TEXT EXCERPT.
Saudi Arabia donated $100 million to the UN last week so it's unlikely the UN will demand a halt to its beheadings:
8/22/14, "Saudis Must Stop Exporting Extremism," NY Times op-ed, Ed Husain, Council on Foreign Relations
"ISIS Atrocities Started With Saudi Support for Salafi Hate."
"Along with a billion Muslims across the globe, I turn to Mecca in Saudi Arabia
every day to say my prayers. But when I visit the holy cities of Mecca
and Medina, the resting place of the Prophet Muhammad, I am forced to
leave overwhelmed with anguish at the power of extremism running amok in
Islam’s birthplace. Non-Muslims are forbidden to enter this part of the
kingdom, so there is no international scrutiny of the ideas and
practices that affect the 13 million Muslims who visit each year.
Last week, Saudi Arabia donated $100 million to the United Nations
to fund a counterterrorism agency. This was a welcome contribution, but
last year, Saudi Arabia rejected a rotating seat on the United Nations
Security Council. This half-in, half-out posture of the Saudi kingdom is
a reflection of its inner paralysis in dealing with Sunni Islamist
radicalism: It wants to stop violence, but will not address the Salafism
that helps justify it.
Let’s be clear: Al Qaeda, the Islamic State in Iraq and Syria,
Boko Haram, the Shabab and others are all violent Sunni Salafi
groupings. For five decades, Saudi Arabia has been the official sponsor
of Sunni Salafism across the globe.
Most Sunni Muslims around the world, approximately 90 percent of the
Muslim population, are not Salafis. Salafism is seen as too rigid, too
literalist, too detached from mainstream Islam. While Shiite and other
denominations account for 10 percent of the total, Salafi adherents and
other fundamentalists represent 3 percent of the world’s Muslims.

INFORMATION SUPPLIED.
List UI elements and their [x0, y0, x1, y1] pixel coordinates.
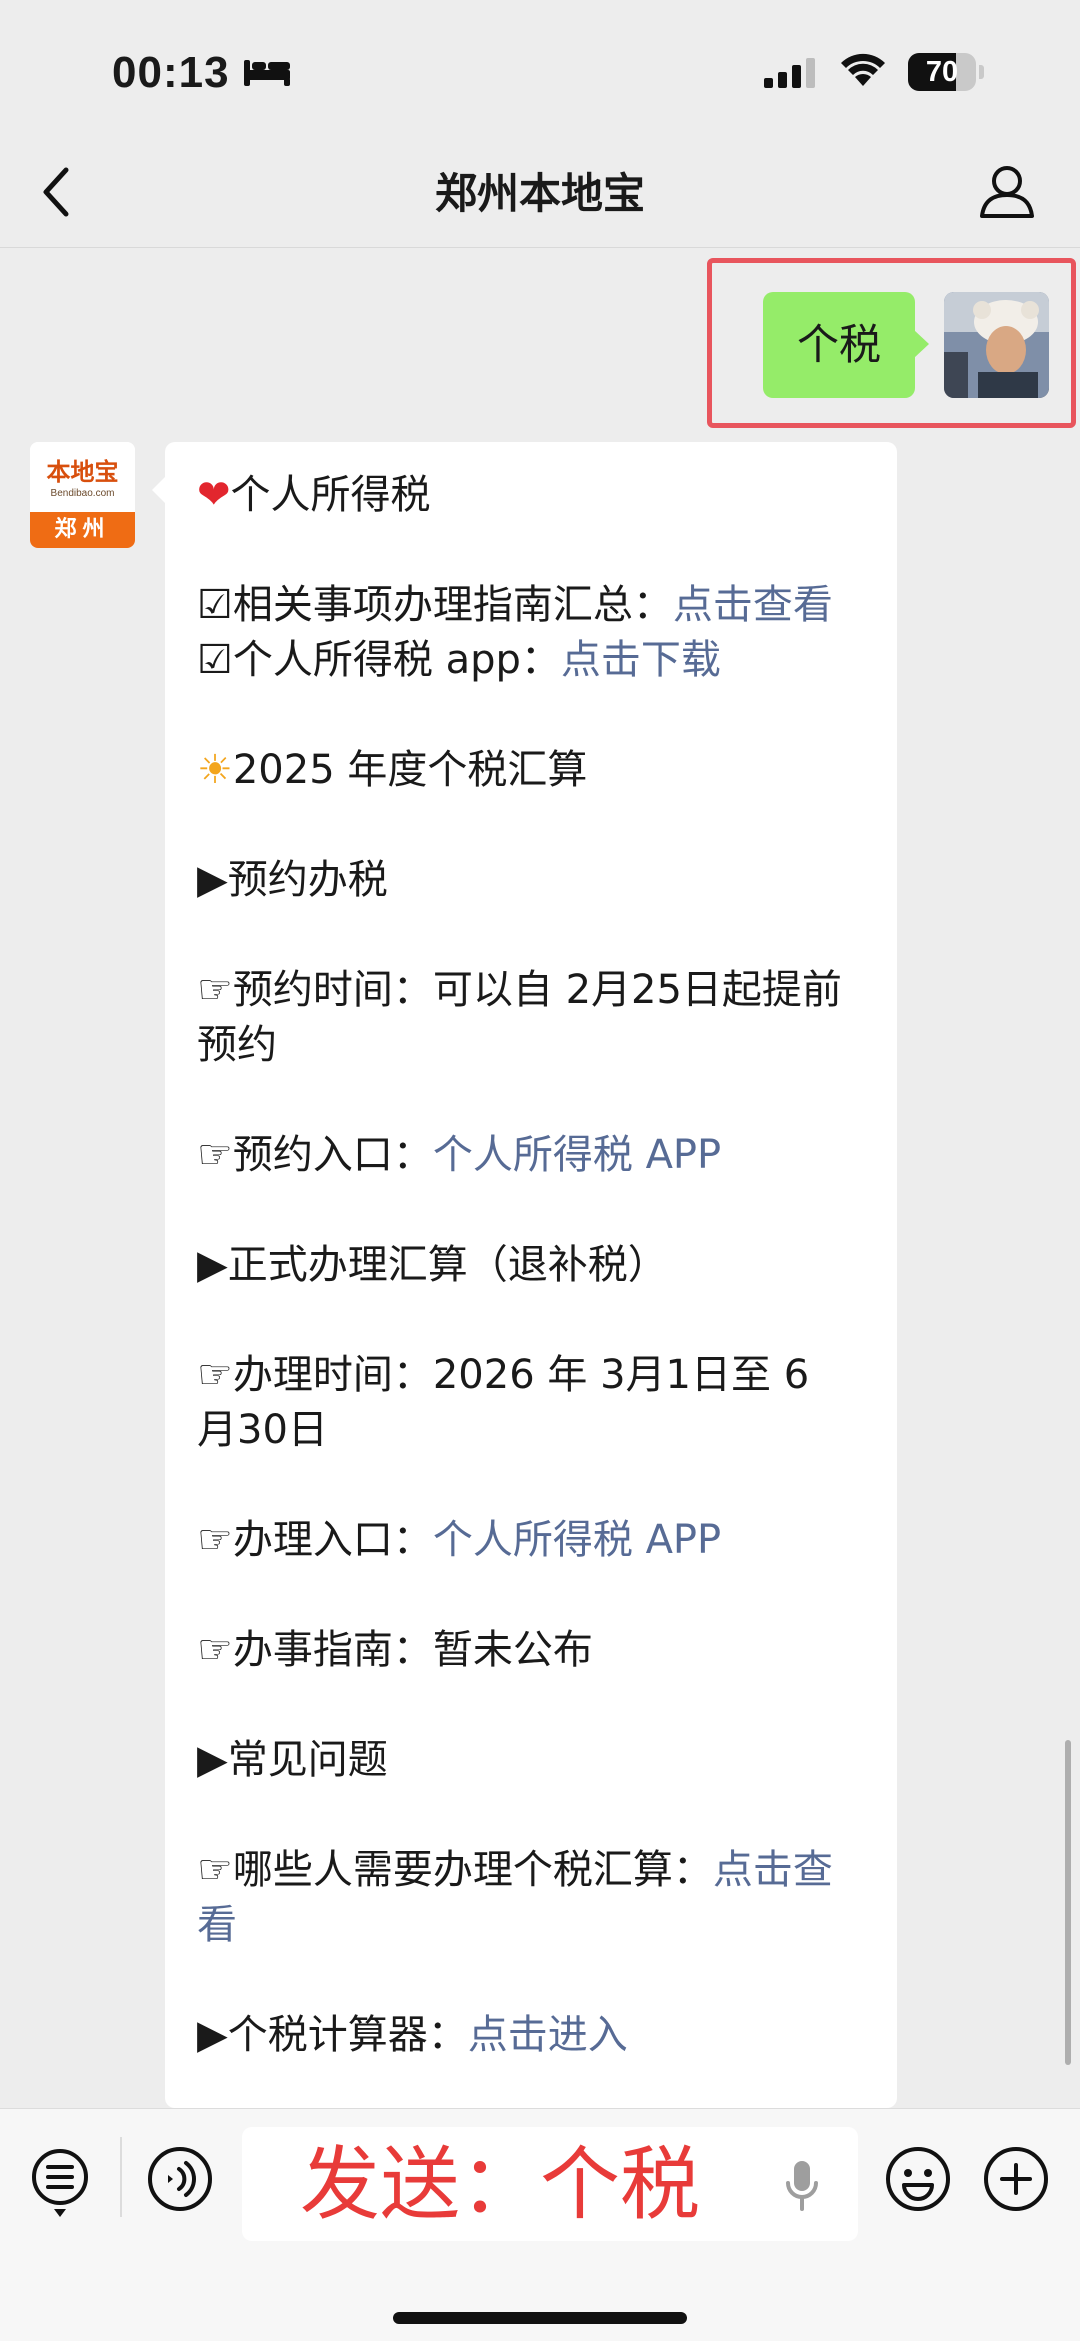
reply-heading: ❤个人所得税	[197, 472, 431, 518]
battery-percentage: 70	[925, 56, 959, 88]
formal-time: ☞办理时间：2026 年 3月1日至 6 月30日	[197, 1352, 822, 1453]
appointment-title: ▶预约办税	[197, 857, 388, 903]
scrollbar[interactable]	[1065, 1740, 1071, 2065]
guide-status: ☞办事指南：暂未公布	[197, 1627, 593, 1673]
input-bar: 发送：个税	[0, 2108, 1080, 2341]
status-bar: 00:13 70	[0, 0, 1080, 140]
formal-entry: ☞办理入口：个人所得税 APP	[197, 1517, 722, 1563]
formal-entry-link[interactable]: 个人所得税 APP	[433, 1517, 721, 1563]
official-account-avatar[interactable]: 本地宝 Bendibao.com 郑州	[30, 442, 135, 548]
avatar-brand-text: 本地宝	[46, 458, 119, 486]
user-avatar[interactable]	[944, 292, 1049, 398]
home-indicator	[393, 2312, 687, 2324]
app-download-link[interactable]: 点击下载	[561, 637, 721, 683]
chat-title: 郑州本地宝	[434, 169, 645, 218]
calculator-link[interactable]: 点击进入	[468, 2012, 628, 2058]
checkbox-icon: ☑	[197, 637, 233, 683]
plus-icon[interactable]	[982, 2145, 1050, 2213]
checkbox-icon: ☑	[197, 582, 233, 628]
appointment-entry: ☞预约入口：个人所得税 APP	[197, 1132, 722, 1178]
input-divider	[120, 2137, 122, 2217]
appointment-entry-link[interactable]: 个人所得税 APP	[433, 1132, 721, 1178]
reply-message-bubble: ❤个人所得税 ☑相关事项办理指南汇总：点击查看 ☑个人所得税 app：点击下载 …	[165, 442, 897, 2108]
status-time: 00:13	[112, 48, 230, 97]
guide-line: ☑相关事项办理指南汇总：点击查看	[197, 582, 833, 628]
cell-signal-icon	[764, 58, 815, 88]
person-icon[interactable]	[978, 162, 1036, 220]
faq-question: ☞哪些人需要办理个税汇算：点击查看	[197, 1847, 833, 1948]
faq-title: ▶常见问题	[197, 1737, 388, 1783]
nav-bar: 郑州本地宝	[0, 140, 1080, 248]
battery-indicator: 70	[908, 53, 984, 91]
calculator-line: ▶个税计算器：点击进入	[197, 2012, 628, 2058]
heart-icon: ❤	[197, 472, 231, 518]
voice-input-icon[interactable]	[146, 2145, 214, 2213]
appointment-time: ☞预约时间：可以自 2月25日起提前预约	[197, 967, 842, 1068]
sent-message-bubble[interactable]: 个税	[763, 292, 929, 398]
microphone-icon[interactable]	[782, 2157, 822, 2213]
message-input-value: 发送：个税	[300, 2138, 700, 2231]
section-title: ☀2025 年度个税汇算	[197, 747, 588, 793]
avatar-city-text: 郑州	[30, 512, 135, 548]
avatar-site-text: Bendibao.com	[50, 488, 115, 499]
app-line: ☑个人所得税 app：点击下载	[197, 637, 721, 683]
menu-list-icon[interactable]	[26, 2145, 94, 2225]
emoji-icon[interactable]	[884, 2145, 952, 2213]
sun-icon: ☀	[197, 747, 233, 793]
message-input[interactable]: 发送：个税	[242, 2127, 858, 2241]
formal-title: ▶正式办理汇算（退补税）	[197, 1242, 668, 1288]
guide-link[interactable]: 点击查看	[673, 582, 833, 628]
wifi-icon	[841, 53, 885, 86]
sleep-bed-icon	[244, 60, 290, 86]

EXERCISE AIM. In the op-ed excerpt on Saudi Arabia and extremism, what percentage of the world's Muslims does it say Salafi adherents and other fundamentalists represent?

TASK RESULT. 3 percent